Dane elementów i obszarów
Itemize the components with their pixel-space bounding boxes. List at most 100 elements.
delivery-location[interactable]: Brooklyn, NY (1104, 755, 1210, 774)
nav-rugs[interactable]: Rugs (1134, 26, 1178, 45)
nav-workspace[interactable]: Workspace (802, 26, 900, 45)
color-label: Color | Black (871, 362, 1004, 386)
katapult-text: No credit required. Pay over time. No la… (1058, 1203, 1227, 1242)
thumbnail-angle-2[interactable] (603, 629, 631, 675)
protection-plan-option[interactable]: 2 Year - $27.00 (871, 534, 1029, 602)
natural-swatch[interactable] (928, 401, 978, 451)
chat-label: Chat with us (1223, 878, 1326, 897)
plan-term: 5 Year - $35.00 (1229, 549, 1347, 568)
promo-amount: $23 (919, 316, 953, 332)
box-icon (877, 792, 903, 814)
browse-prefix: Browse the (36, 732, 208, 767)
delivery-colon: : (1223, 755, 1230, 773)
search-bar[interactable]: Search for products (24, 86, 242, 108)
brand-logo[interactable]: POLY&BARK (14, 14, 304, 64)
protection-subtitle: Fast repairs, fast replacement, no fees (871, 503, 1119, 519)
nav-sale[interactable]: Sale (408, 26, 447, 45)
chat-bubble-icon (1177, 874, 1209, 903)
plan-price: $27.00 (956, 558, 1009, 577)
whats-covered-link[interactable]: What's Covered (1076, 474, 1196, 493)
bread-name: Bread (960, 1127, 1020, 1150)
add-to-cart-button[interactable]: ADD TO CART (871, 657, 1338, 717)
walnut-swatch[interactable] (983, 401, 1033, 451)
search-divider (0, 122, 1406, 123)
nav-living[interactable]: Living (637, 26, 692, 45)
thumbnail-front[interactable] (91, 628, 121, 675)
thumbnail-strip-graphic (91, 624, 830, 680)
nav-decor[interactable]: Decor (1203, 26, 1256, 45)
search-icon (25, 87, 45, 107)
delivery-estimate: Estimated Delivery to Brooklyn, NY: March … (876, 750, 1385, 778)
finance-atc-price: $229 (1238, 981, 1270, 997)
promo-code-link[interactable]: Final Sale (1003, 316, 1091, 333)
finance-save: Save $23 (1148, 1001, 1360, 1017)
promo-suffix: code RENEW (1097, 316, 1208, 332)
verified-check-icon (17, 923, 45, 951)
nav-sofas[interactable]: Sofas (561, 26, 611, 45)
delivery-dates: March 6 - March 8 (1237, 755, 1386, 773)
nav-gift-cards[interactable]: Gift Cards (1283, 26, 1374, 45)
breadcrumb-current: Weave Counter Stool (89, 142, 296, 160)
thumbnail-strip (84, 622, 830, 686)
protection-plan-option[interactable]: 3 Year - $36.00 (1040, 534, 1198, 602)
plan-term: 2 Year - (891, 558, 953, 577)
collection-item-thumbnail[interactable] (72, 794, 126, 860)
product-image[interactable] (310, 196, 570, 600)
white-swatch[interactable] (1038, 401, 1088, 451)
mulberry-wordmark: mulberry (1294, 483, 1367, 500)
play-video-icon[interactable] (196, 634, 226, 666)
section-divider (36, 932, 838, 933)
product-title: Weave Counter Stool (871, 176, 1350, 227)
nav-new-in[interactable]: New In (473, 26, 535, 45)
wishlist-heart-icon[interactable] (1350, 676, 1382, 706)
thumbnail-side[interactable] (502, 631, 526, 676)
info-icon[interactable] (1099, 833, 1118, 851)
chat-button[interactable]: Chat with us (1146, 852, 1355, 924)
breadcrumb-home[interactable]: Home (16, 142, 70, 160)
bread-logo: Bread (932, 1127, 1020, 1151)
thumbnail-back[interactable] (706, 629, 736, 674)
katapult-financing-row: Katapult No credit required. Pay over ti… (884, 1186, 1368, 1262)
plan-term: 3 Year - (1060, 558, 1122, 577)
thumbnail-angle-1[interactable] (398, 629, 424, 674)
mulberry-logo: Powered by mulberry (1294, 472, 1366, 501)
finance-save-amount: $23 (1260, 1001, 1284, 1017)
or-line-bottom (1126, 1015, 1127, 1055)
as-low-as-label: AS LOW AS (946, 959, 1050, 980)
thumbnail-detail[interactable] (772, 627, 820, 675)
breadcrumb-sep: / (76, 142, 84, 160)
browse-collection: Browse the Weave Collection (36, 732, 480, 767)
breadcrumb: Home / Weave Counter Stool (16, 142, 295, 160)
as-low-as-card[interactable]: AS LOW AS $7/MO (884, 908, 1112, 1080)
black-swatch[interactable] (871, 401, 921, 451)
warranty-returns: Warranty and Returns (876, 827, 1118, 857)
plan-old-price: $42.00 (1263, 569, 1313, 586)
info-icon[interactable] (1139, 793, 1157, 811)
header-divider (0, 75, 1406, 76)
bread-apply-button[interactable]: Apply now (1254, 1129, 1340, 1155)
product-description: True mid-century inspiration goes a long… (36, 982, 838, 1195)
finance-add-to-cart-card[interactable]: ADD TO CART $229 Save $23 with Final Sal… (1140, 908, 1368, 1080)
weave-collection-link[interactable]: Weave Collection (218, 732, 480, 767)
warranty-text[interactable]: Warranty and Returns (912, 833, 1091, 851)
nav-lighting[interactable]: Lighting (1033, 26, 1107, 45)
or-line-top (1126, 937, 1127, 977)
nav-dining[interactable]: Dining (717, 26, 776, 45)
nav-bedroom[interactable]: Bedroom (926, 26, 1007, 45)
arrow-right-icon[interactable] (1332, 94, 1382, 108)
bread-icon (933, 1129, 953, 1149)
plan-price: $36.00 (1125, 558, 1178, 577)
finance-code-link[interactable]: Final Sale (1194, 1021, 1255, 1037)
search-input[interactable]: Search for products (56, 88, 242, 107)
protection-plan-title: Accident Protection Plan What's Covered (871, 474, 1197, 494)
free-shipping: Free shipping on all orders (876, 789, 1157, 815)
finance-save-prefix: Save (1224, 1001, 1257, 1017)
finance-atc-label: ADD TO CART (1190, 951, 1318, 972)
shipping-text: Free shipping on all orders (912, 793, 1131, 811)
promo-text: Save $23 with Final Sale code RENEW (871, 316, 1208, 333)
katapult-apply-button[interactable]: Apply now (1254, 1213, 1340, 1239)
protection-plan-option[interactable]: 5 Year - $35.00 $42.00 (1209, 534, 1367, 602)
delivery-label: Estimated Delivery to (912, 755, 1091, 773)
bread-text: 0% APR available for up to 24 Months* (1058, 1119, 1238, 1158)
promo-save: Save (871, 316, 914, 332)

Krótkie zadanie => Proszę wypisać wszystkie powyższe wiersze w niezmienionej postaci, znak po znaku.

Pełna odpowiedź =>
Itemize the components with their pixel-space bounding boxes. List at most 100 elements.
delivery-location[interactable]: Brooklyn, NY (1104, 755, 1210, 774)
nav-rugs[interactable]: Rugs (1134, 26, 1178, 45)
nav-workspace[interactable]: Workspace (802, 26, 900, 45)
color-label: Color | Black (871, 362, 1004, 386)
katapult-text: No credit required. Pay over time. No la… (1058, 1203, 1227, 1242)
thumbnail-angle-2[interactable] (603, 629, 631, 675)
protection-plan-option[interactable]: 2 Year - $27.00 (871, 534, 1029, 602)
natural-swatch[interactable] (928, 401, 978, 451)
chat-label: Chat with us (1223, 878, 1326, 897)
plan-term: 5 Year - $35.00 (1229, 549, 1347, 568)
promo-amount: $23 (919, 316, 953, 332)
box-icon (877, 792, 903, 814)
browse-prefix: Browse the (36, 732, 208, 767)
delivery-colon: : (1223, 755, 1230, 773)
search-bar[interactable]: Search for products (24, 86, 242, 108)
brand-logo[interactable]: POLY&BARK (14, 14, 304, 64)
protection-subtitle: Fast repairs, fast replacement, no fees (871, 503, 1119, 519)
nav-sale[interactable]: Sale (408, 26, 447, 45)
chat-bubble-icon (1177, 874, 1209, 903)
plan-price: $27.00 (956, 558, 1009, 577)
whats-covered-link[interactable]: What's Covered (1076, 474, 1196, 493)
bread-name: Bread (960, 1127, 1020, 1150)
add-to-cart-button[interactable]: ADD TO CART (871, 657, 1338, 717)
walnut-swatch[interactable] (983, 401, 1033, 451)
search-divider (0, 122, 1406, 123)
nav-living[interactable]: Living (637, 26, 692, 45)
thumbnail-front[interactable] (91, 628, 121, 675)
thumbnail-strip-graphic (91, 624, 830, 680)
nav-decor[interactable]: Decor (1203, 26, 1256, 45)
search-icon (25, 87, 45, 107)
delivery-estimate: Estimated Delivery to Brooklyn, NY: March … (876, 750, 1385, 778)
finance-atc-price: $229 (1238, 981, 1270, 997)
promo-code-link[interactable]: Final Sale (1003, 316, 1091, 333)
finance-save: Save $23 (1148, 1001, 1360, 1017)
promo-suffix: code RENEW (1097, 316, 1208, 332)
verified-check-icon (17, 923, 45, 951)
nav-sofas[interactable]: Sofas (561, 26, 611, 45)
delivery-dates: March 6 - March 8 (1237, 755, 1386, 773)
nav-gift-cards[interactable]: Gift Cards (1283, 26, 1374, 45)
breadcrumb-current: Weave Counter Stool (89, 142, 296, 160)
thumbnail-strip (84, 622, 830, 686)
protection-plan-option[interactable]: 3 Year - $36.00 (1040, 534, 1198, 602)
plan-term: 2 Year - (891, 558, 953, 577)
collection-item-thumbnail[interactable] (72, 794, 126, 860)
product-image[interactable] (310, 196, 570, 600)
white-swatch[interactable] (1038, 401, 1088, 451)
mulberry-wordmark: mulberry (1294, 483, 1367, 500)
play-video-icon[interactable] (196, 634, 226, 666)
section-divider (36, 932, 838, 933)
product-title: Weave Counter Stool (871, 176, 1350, 227)
nav-new-in[interactable]: New In (473, 26, 535, 45)
wishlist-heart-icon[interactable] (1350, 676, 1382, 706)
thumbnail-side[interactable] (502, 631, 526, 676)
info-icon[interactable] (1099, 833, 1118, 851)
chat-button[interactable]: Chat with us (1146, 852, 1355, 924)
breadcrumb-home[interactable]: Home (16, 142, 70, 160)
bread-logo: Bread (932, 1127, 1020, 1151)
thumbnail-back[interactable] (706, 629, 736, 674)
katapult-financing-row: Katapult No credit required. Pay over ti… (884, 1186, 1368, 1262)
plan-term: 3 Year - (1060, 558, 1122, 577)
thumbnail-angle-1[interactable] (398, 629, 424, 674)
mulberry-logo: Powered by mulberry (1294, 472, 1366, 501)
finance-save-amount: $23 (1260, 1001, 1284, 1017)
or-line-bottom (1126, 1015, 1127, 1055)
as-low-as-label: AS LOW AS (946, 959, 1050, 980)
thumbnail-detail[interactable] (772, 627, 820, 675)
breadcrumb-sep: / (76, 142, 84, 160)
browse-collection: Browse the Weave Collection (36, 732, 480, 767)
breadcrumb: Home / Weave Counter Stool (16, 142, 295, 160)
as-low-as-card[interactable]: AS LOW AS $7/MO (884, 908, 1112, 1080)
black-swatch[interactable] (871, 401, 921, 451)
warranty-returns: Warranty and Returns (876, 827, 1118, 857)
plan-old-price: $42.00 (1263, 569, 1313, 586)
info-icon[interactable] (1139, 793, 1157, 811)
header-divider (0, 75, 1406, 76)
bread-apply-button[interactable]: Apply now (1254, 1129, 1340, 1155)
product-description: True mid-century inspiration goes a long… (36, 982, 838, 1195)
finance-add-to-cart-card[interactable]: ADD TO CART $229 Save $23 with Final Sal… (1140, 908, 1368, 1080)
weave-collection-link[interactable]: Weave Collection (218, 732, 480, 767)
warranty-text[interactable]: Warranty and Returns (912, 833, 1091, 851)
nav-lighting[interactable]: Lighting (1033, 26, 1107, 45)
or-line-top (1126, 937, 1127, 977)
nav-dining[interactable]: Dining (717, 26, 776, 45)
nav-bedroom[interactable]: Bedroom (926, 26, 1007, 45)
arrow-right-icon[interactable] (1332, 94, 1382, 108)
bread-icon (933, 1129, 953, 1149)
plan-price: $36.00 (1125, 558, 1178, 577)
finance-code-link[interactable]: Final Sale (1194, 1021, 1255, 1037)
search-input[interactable]: Search for products (56, 88, 242, 107)
protection-plan-title: Accident Protection Plan What's Covered (871, 474, 1197, 494)
free-shipping: Free shipping on all orders (876, 789, 1157, 815)
finance-save-prefix: Save (1224, 1001, 1257, 1017)
finance-atc-label: ADD TO CART (1190, 951, 1318, 972)
shipping-text: Free shipping on all orders (912, 793, 1131, 811)
promo-text: Save $23 with Final Sale code RENEW (871, 316, 1208, 333)
katapult-apply-button[interactable]: Apply now (1254, 1213, 1340, 1239)
protection-plan-option[interactable]: 5 Year - $35.00 $42.00 (1209, 534, 1367, 602)
delivery-label: Estimated Delivery to (912, 755, 1091, 773)
bread-text: 0% APR available for up to 24 Months* (1058, 1119, 1238, 1158)
promo-save: Save (871, 316, 914, 332)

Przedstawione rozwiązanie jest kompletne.